[Direction]
Copy every line of the records below where the word "List" occurs.

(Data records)
>>>

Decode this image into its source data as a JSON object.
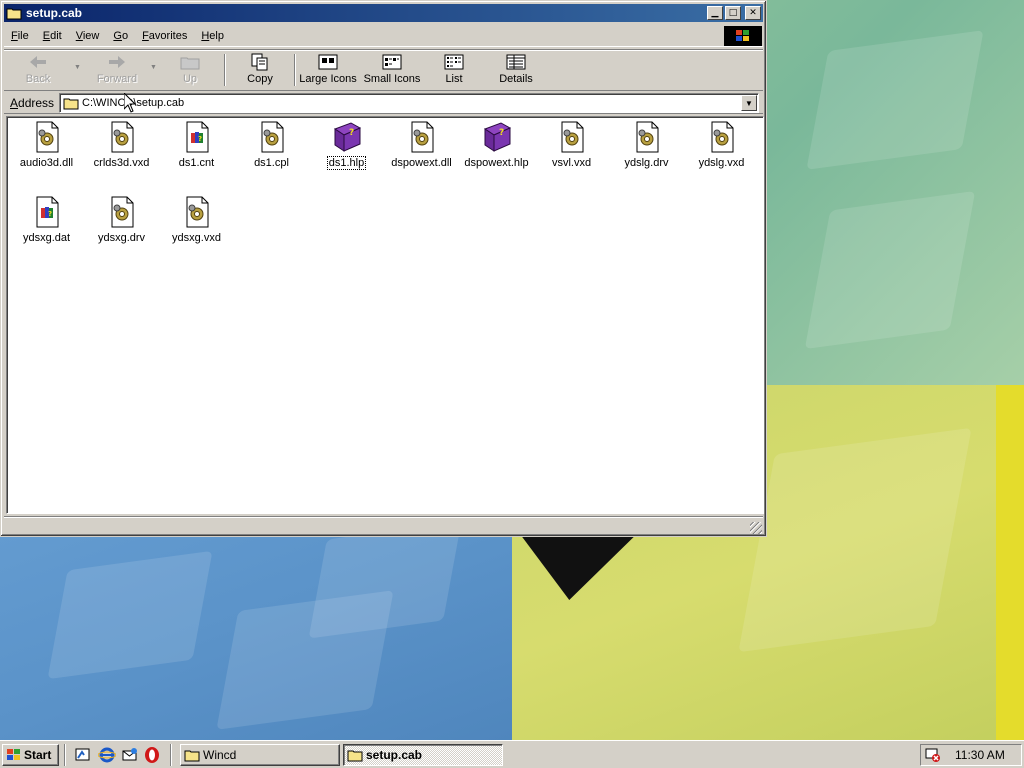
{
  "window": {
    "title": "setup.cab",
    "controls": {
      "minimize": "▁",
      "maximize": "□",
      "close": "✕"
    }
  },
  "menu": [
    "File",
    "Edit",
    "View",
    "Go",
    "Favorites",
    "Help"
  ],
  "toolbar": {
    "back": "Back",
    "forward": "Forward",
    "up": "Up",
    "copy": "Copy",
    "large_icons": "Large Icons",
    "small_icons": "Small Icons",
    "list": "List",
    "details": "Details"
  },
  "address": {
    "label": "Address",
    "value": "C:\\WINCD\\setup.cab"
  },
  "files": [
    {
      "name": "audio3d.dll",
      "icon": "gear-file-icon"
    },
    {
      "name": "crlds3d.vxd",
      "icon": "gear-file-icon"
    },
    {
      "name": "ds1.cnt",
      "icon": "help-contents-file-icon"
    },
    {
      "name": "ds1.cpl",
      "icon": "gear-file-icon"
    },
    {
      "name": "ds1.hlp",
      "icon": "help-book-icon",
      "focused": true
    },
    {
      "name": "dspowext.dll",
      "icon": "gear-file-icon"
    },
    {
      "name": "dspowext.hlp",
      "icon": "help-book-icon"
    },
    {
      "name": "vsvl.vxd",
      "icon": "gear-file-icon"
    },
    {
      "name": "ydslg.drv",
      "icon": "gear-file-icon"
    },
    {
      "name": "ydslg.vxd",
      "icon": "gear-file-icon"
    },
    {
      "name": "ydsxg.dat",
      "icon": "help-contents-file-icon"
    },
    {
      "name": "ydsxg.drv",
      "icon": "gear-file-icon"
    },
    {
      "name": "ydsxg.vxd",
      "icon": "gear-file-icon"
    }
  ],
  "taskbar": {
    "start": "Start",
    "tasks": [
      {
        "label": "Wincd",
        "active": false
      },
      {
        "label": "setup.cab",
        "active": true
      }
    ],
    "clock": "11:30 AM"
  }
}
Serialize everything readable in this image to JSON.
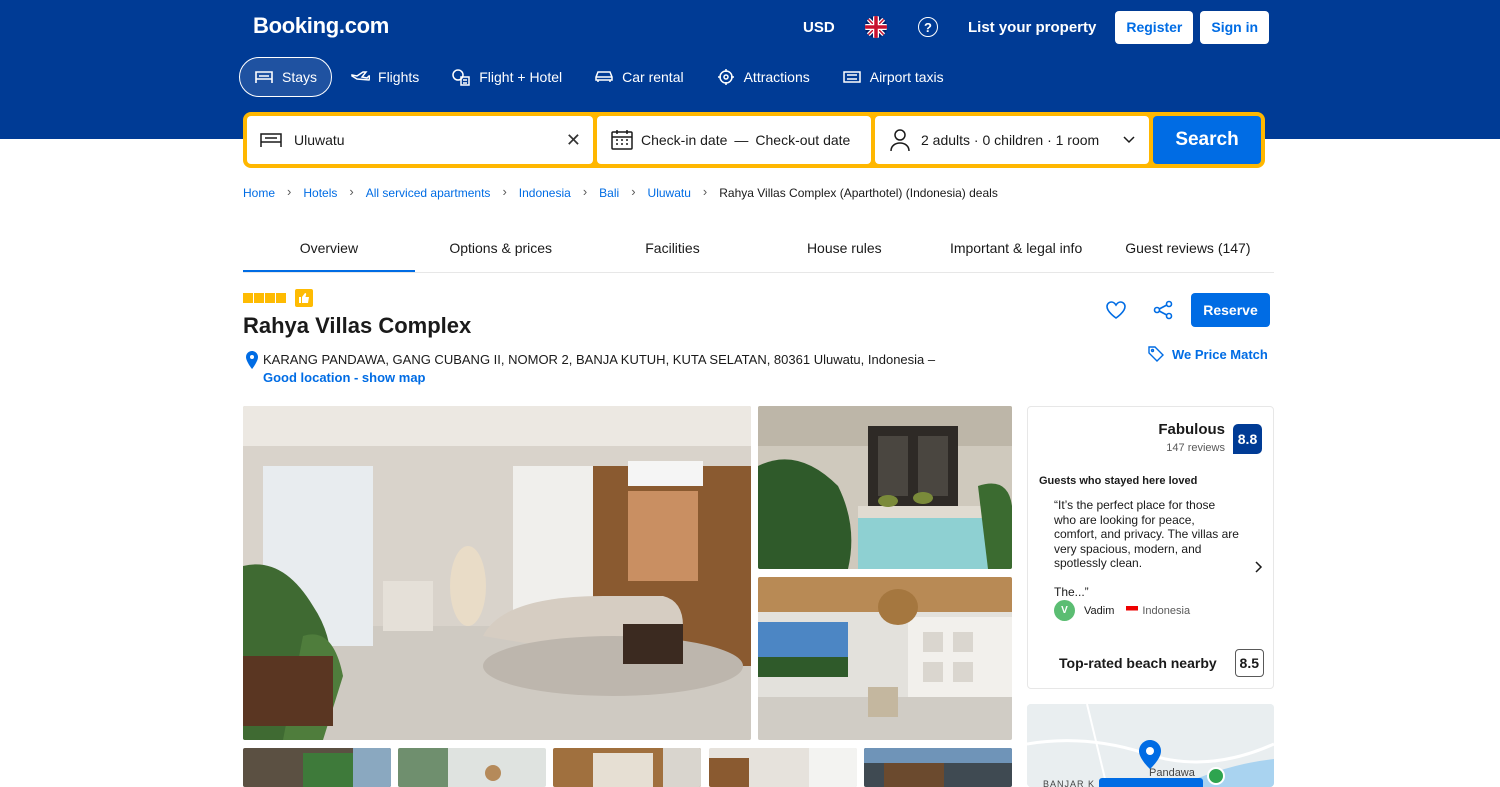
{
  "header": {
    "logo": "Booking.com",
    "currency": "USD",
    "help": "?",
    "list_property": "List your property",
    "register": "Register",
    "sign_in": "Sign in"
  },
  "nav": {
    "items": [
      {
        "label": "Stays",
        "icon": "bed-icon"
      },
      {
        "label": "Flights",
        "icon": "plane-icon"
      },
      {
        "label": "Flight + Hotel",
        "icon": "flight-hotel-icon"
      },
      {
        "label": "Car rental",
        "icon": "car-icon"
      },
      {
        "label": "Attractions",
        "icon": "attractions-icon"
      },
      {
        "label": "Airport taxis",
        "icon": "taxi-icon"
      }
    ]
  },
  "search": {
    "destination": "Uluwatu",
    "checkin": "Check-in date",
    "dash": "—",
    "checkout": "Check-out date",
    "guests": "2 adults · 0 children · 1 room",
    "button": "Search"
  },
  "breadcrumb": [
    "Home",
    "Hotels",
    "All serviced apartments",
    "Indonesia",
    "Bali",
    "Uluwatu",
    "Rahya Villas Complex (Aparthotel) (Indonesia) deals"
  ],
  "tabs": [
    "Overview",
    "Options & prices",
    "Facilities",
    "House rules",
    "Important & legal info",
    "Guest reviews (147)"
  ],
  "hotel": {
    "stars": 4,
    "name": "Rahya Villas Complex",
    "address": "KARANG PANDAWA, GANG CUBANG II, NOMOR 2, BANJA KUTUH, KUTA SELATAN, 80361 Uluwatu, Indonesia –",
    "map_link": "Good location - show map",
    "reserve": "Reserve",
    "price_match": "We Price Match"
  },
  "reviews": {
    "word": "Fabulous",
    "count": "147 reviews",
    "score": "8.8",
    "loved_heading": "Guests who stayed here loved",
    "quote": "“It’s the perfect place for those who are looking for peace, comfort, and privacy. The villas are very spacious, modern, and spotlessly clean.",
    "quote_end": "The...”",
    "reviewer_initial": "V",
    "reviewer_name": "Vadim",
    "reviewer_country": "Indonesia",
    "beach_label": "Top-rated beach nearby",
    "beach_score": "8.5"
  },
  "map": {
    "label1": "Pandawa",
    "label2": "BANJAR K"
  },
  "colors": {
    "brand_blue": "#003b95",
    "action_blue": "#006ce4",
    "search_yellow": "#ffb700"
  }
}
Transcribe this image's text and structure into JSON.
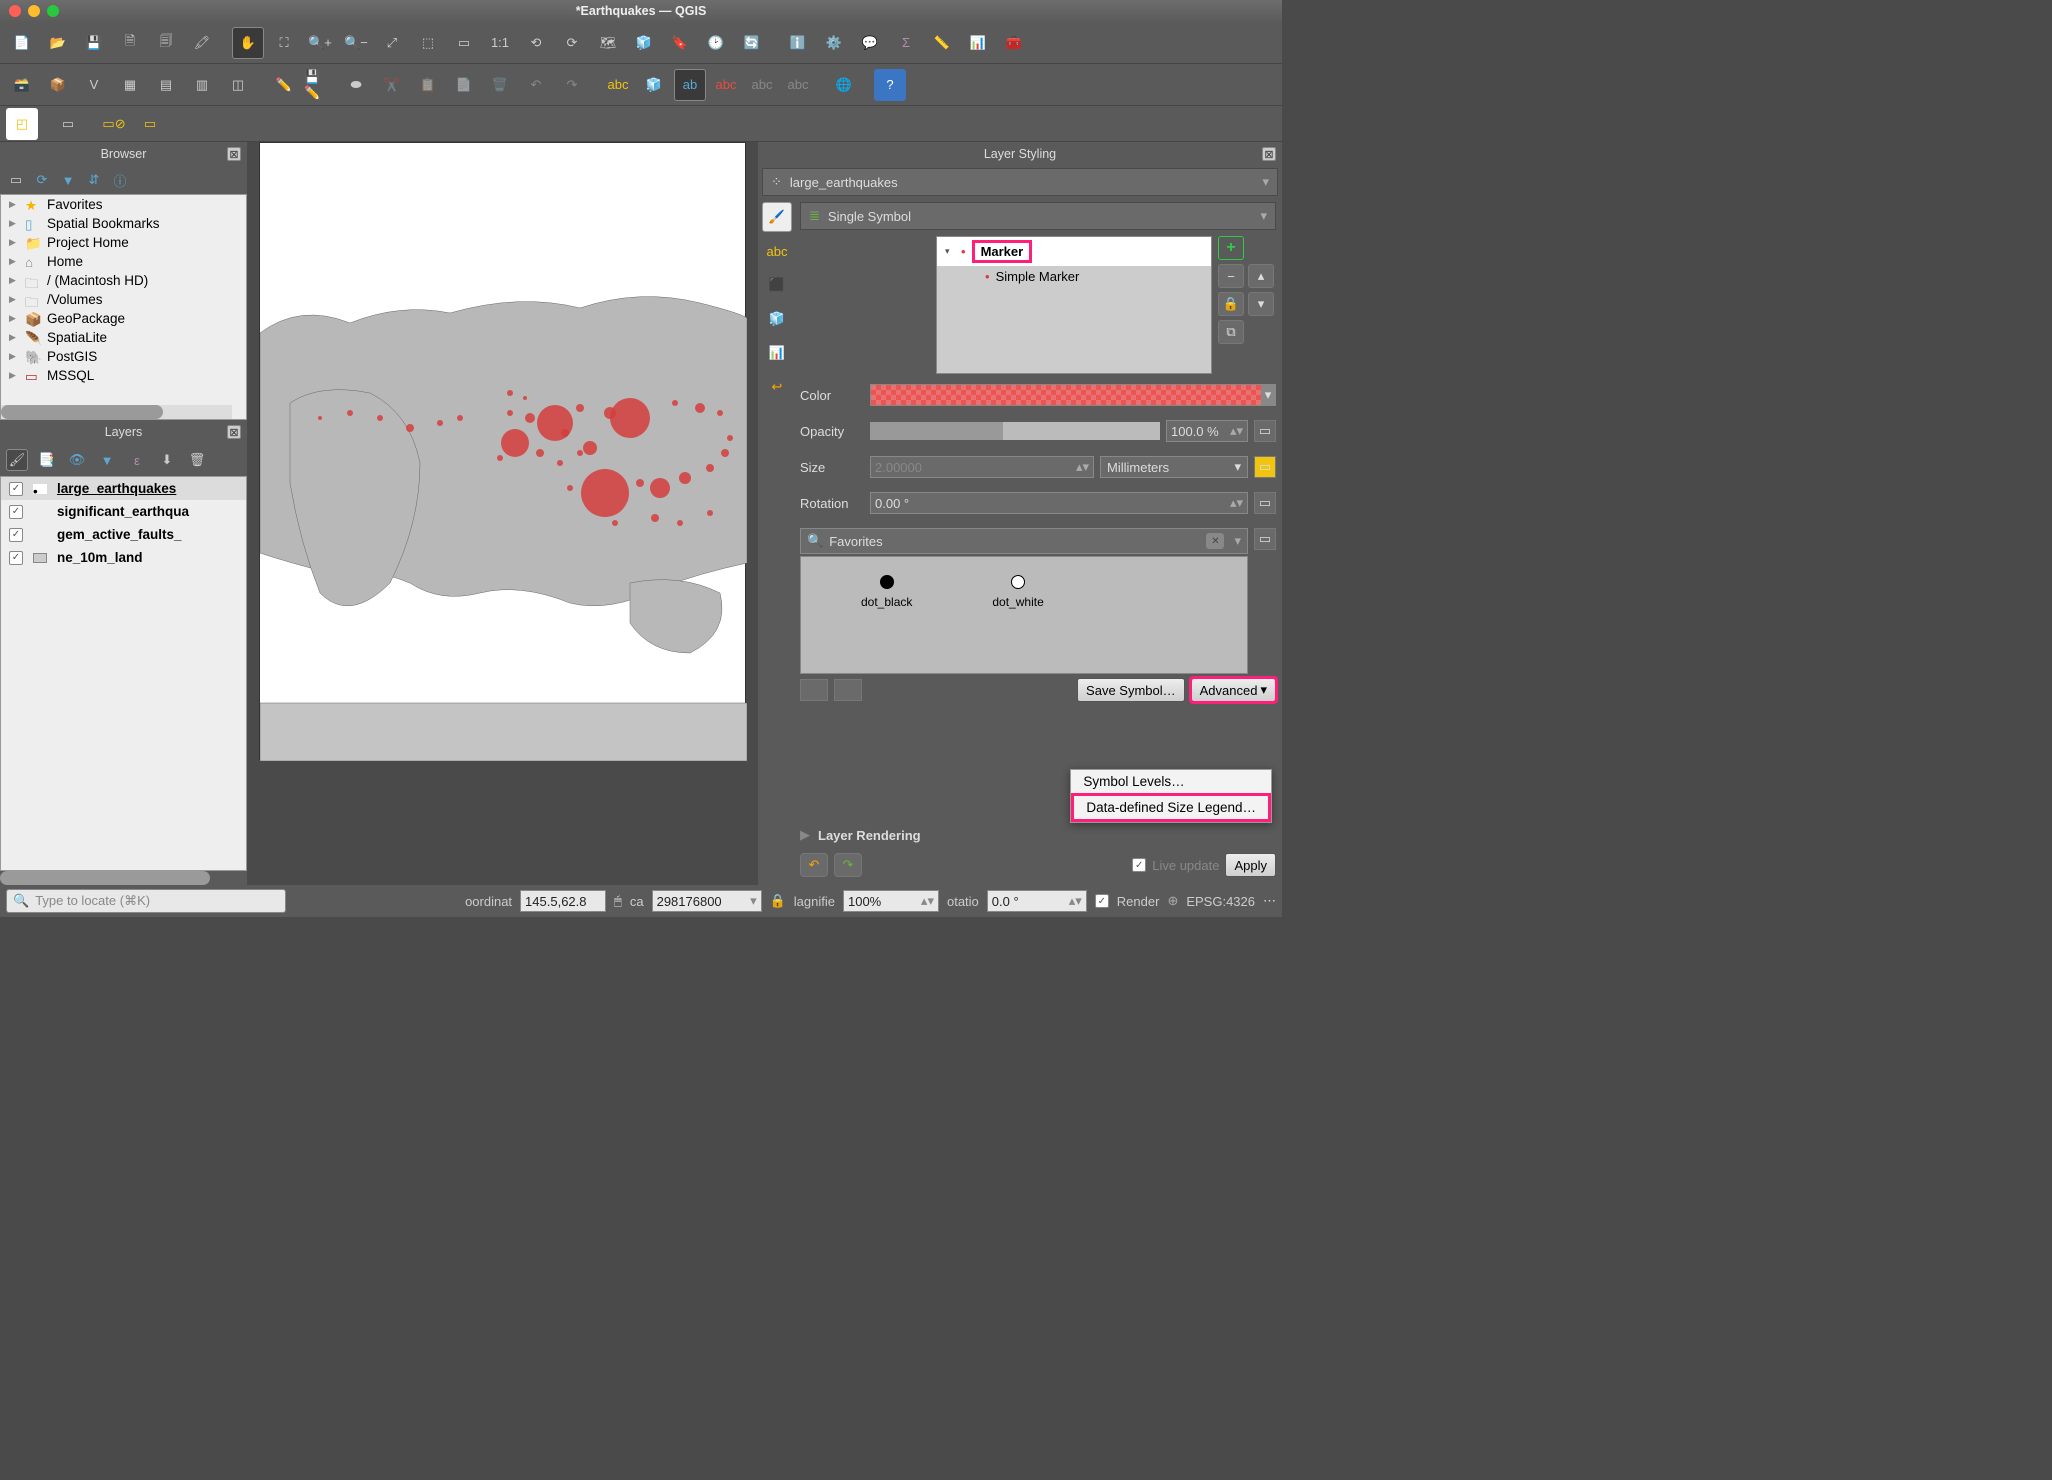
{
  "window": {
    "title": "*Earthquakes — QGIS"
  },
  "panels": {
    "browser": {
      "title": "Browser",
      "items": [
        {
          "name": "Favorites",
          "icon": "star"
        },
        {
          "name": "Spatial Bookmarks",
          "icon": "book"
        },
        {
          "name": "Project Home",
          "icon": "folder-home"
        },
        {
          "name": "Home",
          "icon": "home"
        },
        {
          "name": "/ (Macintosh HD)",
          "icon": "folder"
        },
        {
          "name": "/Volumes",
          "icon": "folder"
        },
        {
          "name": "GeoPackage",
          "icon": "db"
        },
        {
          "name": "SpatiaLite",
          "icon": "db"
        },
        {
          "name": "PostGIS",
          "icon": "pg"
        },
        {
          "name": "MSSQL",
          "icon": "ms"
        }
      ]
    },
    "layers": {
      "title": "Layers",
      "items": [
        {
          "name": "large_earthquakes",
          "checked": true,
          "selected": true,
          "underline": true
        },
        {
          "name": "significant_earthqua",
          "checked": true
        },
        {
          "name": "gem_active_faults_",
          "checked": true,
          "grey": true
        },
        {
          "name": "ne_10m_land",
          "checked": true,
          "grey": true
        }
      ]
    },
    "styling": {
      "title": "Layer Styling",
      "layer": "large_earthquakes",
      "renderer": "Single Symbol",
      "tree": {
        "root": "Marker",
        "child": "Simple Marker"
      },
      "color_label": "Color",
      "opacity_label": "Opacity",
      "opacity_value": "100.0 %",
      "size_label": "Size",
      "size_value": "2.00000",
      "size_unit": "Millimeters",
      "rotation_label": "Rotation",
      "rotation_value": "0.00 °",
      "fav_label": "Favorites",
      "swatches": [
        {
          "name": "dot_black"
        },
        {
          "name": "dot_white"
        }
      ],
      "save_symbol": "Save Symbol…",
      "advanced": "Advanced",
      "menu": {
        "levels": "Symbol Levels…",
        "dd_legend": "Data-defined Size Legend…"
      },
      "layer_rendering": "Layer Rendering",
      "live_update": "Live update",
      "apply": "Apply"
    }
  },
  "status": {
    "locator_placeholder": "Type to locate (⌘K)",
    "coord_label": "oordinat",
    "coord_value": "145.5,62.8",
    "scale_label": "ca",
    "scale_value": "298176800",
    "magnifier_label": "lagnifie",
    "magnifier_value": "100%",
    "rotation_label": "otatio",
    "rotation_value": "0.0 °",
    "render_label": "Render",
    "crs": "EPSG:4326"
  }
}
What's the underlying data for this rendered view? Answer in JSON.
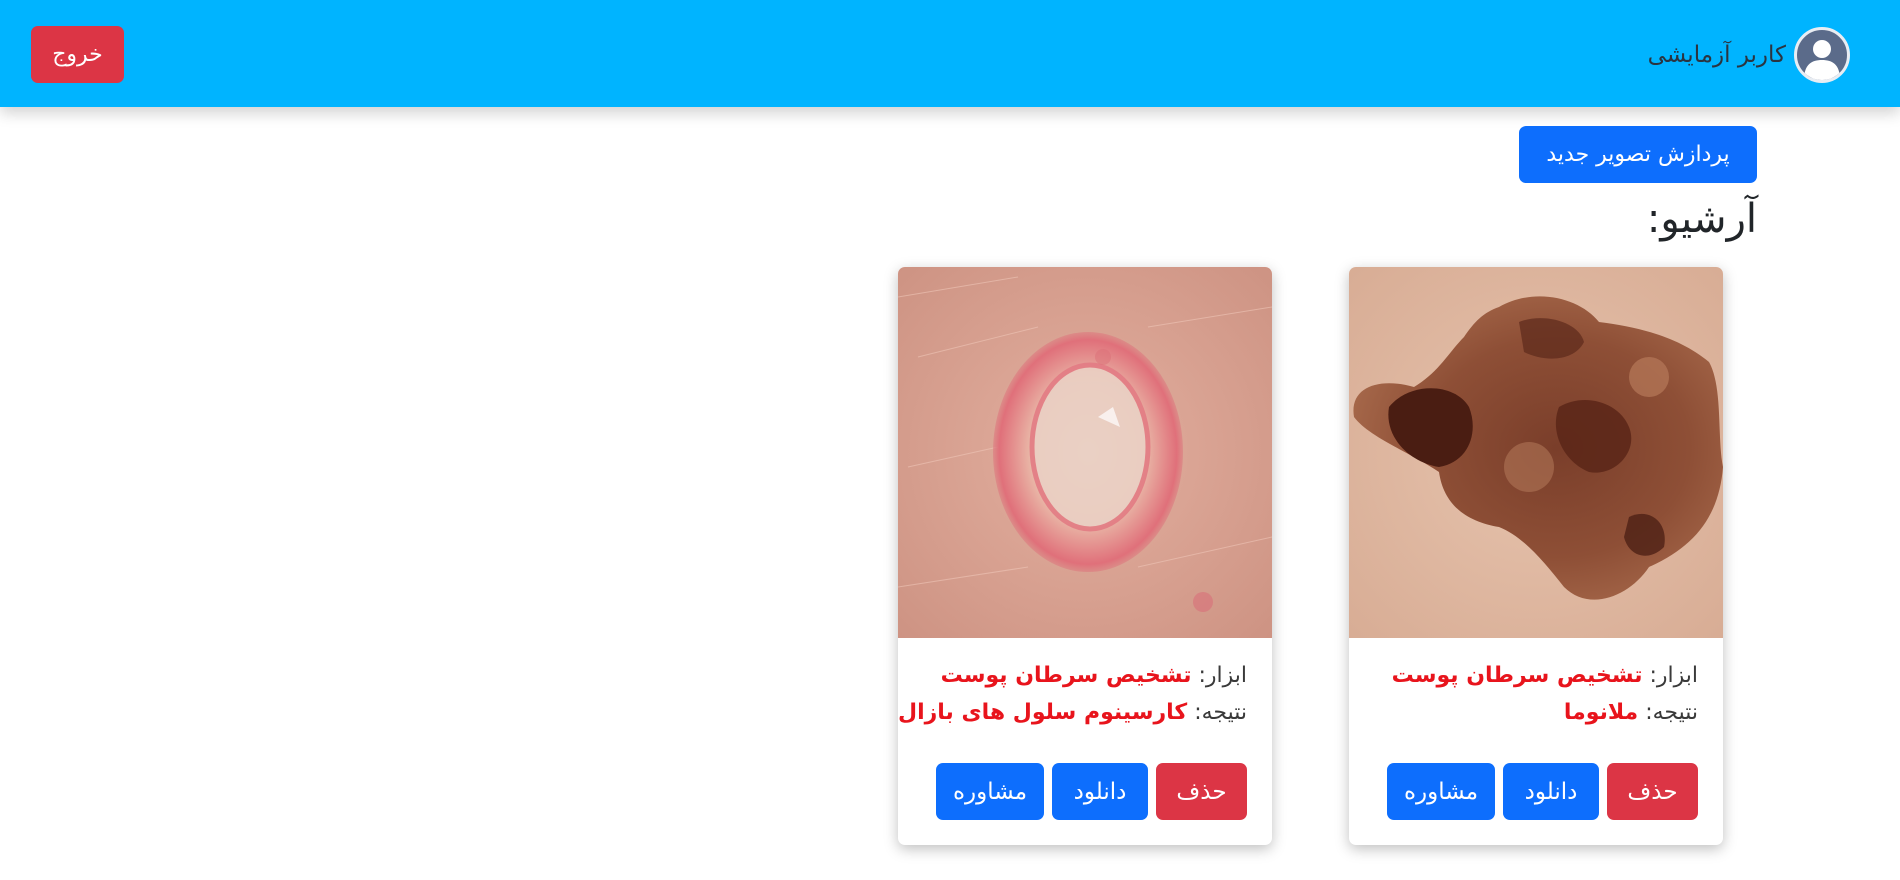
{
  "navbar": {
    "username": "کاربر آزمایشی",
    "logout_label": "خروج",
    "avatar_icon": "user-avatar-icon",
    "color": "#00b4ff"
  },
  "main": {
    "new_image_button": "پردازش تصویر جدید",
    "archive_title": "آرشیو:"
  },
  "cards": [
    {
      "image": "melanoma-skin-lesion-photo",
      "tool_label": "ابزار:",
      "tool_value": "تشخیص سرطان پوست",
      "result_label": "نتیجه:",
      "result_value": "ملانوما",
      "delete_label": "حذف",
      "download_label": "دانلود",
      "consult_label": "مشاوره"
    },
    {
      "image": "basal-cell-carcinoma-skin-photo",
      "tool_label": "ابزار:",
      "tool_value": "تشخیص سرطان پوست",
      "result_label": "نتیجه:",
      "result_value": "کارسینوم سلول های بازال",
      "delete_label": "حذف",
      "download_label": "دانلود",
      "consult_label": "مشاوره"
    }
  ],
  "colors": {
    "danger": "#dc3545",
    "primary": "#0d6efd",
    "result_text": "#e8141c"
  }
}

<<<

[Problem solution]
    "list": "List",
    "list_property": "List your property",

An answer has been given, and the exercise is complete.